» **Exercise goal**
Read the listing below and copy out every line that holds "JSON".

┌────────

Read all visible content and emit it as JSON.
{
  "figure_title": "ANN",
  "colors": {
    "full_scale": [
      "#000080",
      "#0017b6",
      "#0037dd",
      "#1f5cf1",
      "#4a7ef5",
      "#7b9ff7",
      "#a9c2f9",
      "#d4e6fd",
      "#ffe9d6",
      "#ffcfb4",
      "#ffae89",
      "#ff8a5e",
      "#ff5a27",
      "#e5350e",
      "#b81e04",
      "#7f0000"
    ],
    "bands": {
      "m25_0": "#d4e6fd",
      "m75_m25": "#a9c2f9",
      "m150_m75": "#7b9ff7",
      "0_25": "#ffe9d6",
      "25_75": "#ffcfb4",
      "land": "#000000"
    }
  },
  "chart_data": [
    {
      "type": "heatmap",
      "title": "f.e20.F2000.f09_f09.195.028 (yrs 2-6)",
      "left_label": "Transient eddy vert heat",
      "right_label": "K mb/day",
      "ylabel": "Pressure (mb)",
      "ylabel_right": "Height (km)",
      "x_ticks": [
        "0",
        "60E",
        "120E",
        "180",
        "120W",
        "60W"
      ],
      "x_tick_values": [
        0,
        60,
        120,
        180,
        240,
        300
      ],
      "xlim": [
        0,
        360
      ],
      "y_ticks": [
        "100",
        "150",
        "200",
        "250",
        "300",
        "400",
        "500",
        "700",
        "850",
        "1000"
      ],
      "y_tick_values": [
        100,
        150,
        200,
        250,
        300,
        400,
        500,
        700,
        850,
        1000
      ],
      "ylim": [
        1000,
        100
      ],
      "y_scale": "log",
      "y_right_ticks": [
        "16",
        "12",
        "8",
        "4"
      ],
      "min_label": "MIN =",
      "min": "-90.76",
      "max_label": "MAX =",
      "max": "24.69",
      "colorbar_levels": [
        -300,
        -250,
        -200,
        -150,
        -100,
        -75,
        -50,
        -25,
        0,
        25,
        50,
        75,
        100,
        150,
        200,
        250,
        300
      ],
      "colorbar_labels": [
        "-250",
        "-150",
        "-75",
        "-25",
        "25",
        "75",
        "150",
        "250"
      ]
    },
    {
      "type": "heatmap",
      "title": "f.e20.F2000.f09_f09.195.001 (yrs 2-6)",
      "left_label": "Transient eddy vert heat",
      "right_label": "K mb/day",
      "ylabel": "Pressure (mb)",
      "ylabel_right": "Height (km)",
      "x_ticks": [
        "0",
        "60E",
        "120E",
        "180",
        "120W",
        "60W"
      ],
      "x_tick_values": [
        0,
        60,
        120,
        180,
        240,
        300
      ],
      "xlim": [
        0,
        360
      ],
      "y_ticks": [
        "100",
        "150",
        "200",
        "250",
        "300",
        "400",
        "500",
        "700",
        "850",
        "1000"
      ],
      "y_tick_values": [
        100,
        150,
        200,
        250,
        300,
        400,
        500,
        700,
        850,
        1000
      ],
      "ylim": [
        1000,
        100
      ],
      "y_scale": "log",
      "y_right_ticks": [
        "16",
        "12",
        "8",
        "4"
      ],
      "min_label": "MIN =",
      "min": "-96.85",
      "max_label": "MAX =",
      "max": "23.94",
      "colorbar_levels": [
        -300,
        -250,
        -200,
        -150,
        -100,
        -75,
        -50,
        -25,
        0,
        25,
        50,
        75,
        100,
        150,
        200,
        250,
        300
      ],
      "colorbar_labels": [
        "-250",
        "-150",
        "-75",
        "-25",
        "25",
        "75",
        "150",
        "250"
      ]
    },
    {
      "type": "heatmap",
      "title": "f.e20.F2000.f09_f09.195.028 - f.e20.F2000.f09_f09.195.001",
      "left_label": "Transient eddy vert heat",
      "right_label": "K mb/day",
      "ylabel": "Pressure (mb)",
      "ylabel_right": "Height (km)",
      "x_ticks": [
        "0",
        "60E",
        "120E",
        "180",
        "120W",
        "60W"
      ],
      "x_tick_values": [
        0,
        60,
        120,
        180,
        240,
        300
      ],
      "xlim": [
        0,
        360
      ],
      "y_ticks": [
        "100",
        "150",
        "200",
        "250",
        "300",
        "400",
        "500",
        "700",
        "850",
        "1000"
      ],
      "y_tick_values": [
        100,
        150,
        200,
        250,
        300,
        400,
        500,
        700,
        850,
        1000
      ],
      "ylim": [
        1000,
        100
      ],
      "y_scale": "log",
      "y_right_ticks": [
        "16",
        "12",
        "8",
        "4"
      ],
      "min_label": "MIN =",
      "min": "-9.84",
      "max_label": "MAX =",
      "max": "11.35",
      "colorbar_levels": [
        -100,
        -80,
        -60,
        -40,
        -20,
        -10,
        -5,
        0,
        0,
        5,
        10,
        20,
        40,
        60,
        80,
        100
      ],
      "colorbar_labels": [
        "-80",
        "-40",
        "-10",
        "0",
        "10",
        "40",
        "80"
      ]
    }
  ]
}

└────────
┌────────

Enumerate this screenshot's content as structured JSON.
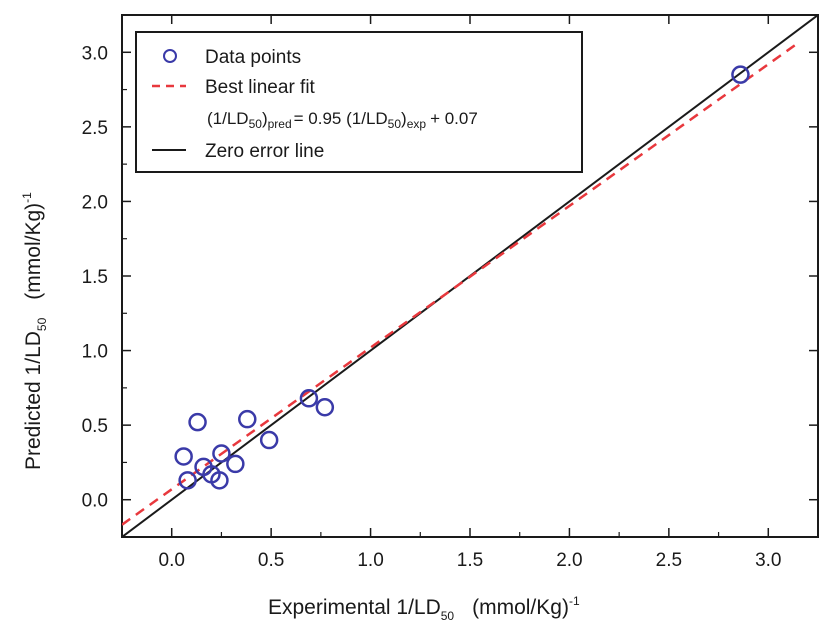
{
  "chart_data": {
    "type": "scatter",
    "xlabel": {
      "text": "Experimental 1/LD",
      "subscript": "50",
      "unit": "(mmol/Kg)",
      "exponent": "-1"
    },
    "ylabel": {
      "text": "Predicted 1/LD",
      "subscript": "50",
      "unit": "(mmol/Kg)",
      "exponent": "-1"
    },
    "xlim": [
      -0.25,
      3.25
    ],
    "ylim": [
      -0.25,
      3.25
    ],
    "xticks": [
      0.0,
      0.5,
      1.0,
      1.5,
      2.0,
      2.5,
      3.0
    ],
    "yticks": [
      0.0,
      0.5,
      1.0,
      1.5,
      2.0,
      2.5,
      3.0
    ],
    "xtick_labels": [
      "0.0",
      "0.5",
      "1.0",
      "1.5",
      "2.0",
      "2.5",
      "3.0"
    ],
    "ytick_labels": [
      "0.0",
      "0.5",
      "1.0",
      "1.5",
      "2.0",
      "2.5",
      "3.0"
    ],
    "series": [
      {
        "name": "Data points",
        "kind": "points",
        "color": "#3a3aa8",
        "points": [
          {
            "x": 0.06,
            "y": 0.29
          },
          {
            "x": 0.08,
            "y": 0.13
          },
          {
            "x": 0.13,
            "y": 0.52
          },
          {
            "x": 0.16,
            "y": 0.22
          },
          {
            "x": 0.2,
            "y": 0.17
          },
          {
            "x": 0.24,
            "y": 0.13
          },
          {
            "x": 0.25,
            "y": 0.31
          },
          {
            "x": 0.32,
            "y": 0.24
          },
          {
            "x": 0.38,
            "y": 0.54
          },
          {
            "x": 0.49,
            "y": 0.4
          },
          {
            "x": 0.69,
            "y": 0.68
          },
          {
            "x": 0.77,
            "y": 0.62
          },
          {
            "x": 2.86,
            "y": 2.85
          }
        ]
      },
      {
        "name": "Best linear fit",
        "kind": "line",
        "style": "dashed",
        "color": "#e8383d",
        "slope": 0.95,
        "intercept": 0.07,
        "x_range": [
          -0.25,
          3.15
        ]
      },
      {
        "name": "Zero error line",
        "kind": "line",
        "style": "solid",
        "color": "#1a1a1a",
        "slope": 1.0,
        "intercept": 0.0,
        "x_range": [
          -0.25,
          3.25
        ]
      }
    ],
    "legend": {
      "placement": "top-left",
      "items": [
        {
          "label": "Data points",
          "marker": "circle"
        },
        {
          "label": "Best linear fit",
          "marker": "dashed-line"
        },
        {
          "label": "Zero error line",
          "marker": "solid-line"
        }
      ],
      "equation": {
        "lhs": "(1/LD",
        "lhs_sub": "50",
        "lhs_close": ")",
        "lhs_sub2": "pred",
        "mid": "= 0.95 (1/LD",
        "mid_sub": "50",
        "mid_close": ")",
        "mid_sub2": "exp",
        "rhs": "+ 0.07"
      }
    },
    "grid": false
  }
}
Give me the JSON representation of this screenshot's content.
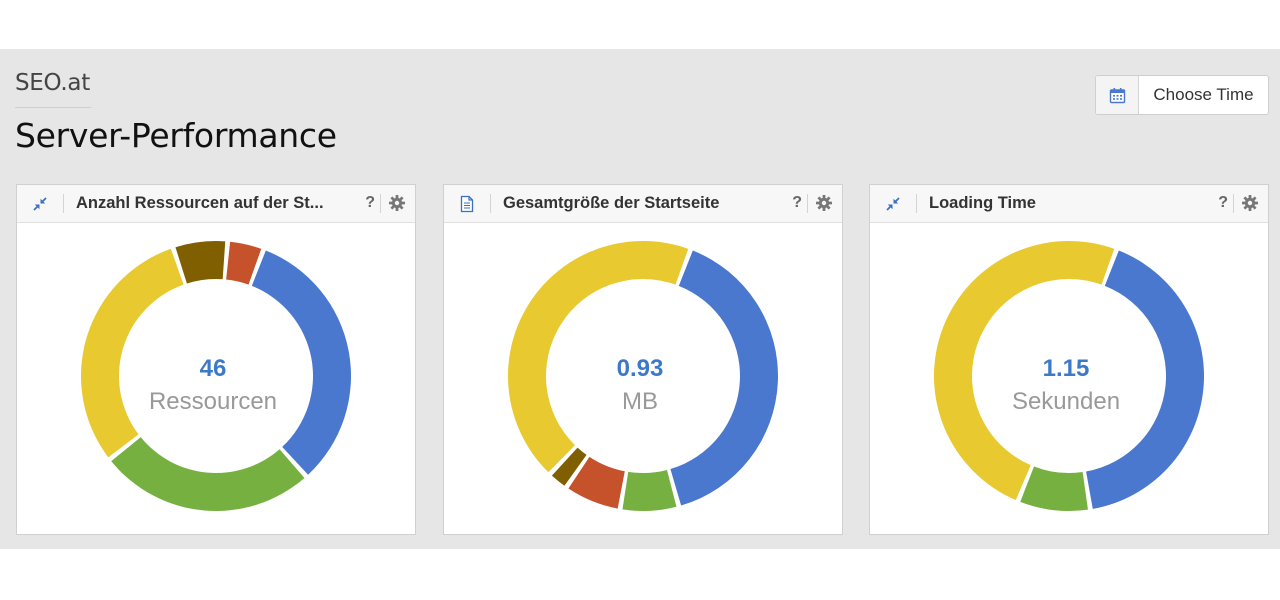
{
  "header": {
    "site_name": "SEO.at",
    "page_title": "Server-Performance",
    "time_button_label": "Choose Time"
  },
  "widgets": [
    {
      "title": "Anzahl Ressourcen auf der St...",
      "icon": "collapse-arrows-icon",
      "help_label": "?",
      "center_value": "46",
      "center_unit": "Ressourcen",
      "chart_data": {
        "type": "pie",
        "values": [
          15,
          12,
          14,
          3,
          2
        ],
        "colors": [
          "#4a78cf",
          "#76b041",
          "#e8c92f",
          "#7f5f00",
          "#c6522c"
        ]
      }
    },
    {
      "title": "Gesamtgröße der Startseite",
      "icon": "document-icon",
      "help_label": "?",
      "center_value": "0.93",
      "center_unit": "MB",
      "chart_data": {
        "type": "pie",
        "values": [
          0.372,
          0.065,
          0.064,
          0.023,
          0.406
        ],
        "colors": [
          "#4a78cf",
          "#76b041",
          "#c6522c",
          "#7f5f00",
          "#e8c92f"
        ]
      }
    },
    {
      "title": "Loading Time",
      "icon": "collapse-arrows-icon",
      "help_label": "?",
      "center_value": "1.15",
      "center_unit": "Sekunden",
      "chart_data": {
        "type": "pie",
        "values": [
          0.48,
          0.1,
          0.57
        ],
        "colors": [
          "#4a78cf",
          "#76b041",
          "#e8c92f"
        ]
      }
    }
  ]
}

└────────

» **Answer to this task**
Read all visible content and emit it as JSON.
Enumerate this screenshot's content as structured JSON.
Give me the JSON representation of this screenshot's content.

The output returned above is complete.